The ballast is generally the water in which the vessel is floating at the time of ballasting, such as seawater, pumped into ballast tanks. Depending on the type of vessel, the tanks can be double bottom (extending across the breadth of the vessel), wing tanks (located on the outboard area from keel to deck) or hopper tanks (occupying the upper corner section between hull and main deck). These ballast tanks are connected to pumps that pump water in or out. Crews fill these tanks to add weight to the ship and improve its stability when it isn't carrying cargo. In extreme conditions, a crew may pump ballast water into dedicated cargo spaces to add extra weight during heavy weather or to pass under low bridges.

== Submarines ==

Ballast tank locations on a submarine.

In submersibles and submarines, ballast tanks are used to control the buoyancy of the vessel.

Some submersibles, such as bathyscaphes, dive and re-surface solely by controlling their buoyancy. They flood ballast tanks to submerge, then to re-surface either drop discardable ballast weights, or use stored compressed air to blow their ballast tanks clear of water, becoming buoyant again.

Submarines are larger, more sophisticated and have powerful underwater propulsion. They must travel horizontal distances submerged, require precise control of depth, yet do not descend so deeply, nor need to dive vertically on station. Their primary means of controlling depth are their diving planes (hydroplanes in UK), in combination with forward motion. At the surface the ballast tanks are emptied to give positive buoyancy. When diving, the main ballast tanks are flooded to achieve approximately neutral buoyancy. Depth control tanks are used for fine control of buoyancy by pumping water in or out to compensate for variations in weight. Ballast water can be transferred between trim tanks to balance the vessel in horizontal trim. The planes are then adjusted together to drive the hull downwards, while still level. For a steeper dive, the stern planes may be reversed and used to pitch the hull downwards.

The crew submerges the vessel by opening vents in the top of the main ballast tanks and opening valves at the bottom. Which lets water flood into the tank as air escapes through the top vents. As air escapes from the tank, the vessel's buoyancy decreases, causing it to sink. For the submarine to surface, the crew shuts the vents in the top of the ballast tanks and releases compressed air into the tanks. The high-pressure air accumulates at the top of the tanks and the air pocket pushes the water out through the bottom valves and increases the vessel's buoyancy, causing it to rise. As it rises, hydrostatic pressure decreases, causing the air to expand in the tanks and accelerate ascent rate until excess escapes through the bottom valves and maximum buoyancy occurs. A submarine may have several types of ballast tank: main ballast tanks for diving and surfacing, and trimming tanks for adjusting the submarine's attitude (its 'trim') both on the surface and when underwater, and depth control tanks for fine adjustments of buoyancy.

### ASSIGNED TASK 1
For each statement, tell whether the ballast tank passage agrees with it, answering yes or no and quoting the words that decide it. (a) A submarine's primary means of controlling depth is flooding its ballast tanks. (b) Wing tanks are located on the outboard area from keel to deck. (c) Bathyscaphes can re-surface by dropping discardable ballast weights.
### ASSIGNED TASK 2
Please print the stretch of the ballast tank passage from "In submersibles and" through "becoming buoyant again.".
The items have no connection to the ballast tank passage.

Bounding box prediction data
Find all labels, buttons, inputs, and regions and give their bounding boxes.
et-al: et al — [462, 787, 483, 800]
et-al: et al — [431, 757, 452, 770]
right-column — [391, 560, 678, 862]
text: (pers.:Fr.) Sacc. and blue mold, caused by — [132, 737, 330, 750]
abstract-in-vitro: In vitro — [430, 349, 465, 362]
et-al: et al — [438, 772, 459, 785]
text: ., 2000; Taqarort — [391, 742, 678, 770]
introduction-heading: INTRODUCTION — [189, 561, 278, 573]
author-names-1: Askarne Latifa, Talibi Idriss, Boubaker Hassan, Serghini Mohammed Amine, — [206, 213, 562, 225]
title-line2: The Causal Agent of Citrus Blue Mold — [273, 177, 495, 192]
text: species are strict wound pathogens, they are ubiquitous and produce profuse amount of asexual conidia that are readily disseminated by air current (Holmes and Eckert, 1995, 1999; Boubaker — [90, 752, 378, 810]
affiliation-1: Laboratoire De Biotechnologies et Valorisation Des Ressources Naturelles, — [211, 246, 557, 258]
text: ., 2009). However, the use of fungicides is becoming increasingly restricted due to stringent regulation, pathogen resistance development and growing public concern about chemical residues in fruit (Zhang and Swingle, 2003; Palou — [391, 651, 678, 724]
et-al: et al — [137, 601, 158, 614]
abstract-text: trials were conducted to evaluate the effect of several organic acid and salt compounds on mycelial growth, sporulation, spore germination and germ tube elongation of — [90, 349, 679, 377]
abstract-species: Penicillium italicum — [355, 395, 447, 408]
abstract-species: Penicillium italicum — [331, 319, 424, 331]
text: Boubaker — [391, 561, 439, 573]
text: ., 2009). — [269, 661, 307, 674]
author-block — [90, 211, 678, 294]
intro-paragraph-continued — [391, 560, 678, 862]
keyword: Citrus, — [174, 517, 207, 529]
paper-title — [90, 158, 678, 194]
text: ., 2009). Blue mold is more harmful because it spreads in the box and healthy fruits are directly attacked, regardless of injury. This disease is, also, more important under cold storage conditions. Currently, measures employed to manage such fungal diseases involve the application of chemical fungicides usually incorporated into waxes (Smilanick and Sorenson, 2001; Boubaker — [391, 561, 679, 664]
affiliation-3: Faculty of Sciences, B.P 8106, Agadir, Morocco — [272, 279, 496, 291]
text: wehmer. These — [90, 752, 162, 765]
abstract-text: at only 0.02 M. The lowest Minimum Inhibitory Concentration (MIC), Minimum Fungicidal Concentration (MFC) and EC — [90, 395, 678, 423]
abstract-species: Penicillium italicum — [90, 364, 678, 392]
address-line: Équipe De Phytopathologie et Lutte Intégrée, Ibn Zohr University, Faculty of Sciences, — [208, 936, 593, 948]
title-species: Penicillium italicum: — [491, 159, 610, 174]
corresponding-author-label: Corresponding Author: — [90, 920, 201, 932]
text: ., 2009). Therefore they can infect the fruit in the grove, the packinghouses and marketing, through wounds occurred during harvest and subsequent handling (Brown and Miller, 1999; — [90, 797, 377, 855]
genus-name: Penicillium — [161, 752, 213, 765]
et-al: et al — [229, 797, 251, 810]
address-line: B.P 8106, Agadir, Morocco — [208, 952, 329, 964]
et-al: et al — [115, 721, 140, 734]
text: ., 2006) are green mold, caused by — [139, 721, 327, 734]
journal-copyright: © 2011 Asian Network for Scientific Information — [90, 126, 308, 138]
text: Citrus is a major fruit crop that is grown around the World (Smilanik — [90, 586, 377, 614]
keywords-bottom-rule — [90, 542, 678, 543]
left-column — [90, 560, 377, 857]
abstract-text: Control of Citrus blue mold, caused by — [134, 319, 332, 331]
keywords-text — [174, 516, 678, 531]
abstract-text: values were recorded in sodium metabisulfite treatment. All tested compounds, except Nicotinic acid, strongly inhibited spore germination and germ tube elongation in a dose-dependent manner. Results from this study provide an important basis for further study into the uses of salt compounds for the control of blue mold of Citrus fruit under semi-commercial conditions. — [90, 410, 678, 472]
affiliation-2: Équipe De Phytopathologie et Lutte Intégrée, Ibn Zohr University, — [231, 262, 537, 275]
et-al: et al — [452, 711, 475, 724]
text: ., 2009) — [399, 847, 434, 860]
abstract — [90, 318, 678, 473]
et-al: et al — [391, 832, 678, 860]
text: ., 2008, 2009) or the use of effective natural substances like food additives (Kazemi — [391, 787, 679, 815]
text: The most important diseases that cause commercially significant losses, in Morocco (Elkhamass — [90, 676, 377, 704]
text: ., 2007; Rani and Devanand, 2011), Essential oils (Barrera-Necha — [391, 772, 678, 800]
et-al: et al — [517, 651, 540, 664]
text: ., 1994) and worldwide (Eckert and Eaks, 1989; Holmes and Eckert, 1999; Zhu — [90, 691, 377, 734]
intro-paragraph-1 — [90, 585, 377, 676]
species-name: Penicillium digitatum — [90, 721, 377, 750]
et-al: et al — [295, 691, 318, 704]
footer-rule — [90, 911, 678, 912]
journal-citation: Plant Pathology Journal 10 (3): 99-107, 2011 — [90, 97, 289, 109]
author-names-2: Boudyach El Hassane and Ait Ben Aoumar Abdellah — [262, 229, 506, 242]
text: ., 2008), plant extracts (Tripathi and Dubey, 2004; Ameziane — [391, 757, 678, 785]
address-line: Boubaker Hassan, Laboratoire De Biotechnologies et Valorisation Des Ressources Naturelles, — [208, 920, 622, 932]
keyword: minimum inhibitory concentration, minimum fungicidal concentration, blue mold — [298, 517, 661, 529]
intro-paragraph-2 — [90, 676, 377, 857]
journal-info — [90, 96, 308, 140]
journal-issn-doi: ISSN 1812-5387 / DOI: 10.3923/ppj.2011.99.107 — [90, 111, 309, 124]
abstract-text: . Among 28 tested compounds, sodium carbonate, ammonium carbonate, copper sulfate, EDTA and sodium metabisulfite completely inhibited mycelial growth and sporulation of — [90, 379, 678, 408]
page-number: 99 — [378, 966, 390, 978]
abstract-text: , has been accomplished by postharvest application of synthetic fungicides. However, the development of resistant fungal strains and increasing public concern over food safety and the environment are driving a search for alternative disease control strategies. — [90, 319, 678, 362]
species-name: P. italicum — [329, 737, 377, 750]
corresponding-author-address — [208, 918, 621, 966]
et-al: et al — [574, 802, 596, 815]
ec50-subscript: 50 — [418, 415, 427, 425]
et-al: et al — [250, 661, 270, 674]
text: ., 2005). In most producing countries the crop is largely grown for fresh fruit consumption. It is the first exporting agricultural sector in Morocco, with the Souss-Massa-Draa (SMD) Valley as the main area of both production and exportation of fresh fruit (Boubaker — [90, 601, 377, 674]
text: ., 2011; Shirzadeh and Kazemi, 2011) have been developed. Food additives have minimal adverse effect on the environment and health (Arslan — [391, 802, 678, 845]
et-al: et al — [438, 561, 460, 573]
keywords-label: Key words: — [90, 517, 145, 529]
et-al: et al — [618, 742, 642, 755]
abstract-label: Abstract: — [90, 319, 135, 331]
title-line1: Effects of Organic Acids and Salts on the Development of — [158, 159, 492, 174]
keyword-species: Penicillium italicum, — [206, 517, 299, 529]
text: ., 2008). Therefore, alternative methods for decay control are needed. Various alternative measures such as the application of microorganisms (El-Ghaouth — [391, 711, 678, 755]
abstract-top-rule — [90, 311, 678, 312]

### RESPONSE 1
(a) No: "Their primary means of controlling depth are their diving planes (hydroplanes in UK), in combination with forward motion."
(b) Yes: "wing tanks (located on the outboard area from keel to deck)"
(c) Yes: "then to re-surface either drop discardable ballast weights"

### RESPONSE 2
In submersibles and submarines, ballast tanks are used to control the buoyancy of the vessel.

Some submersibles, such as bathyscaphes, dive and re-surface solely by controlling their buoyancy. They flood ballast tanks to submerge, then to re-surface either drop discardable ballast weights, or use stored compressed air to blow their ballast tanks clear of water, becoming buoyant again.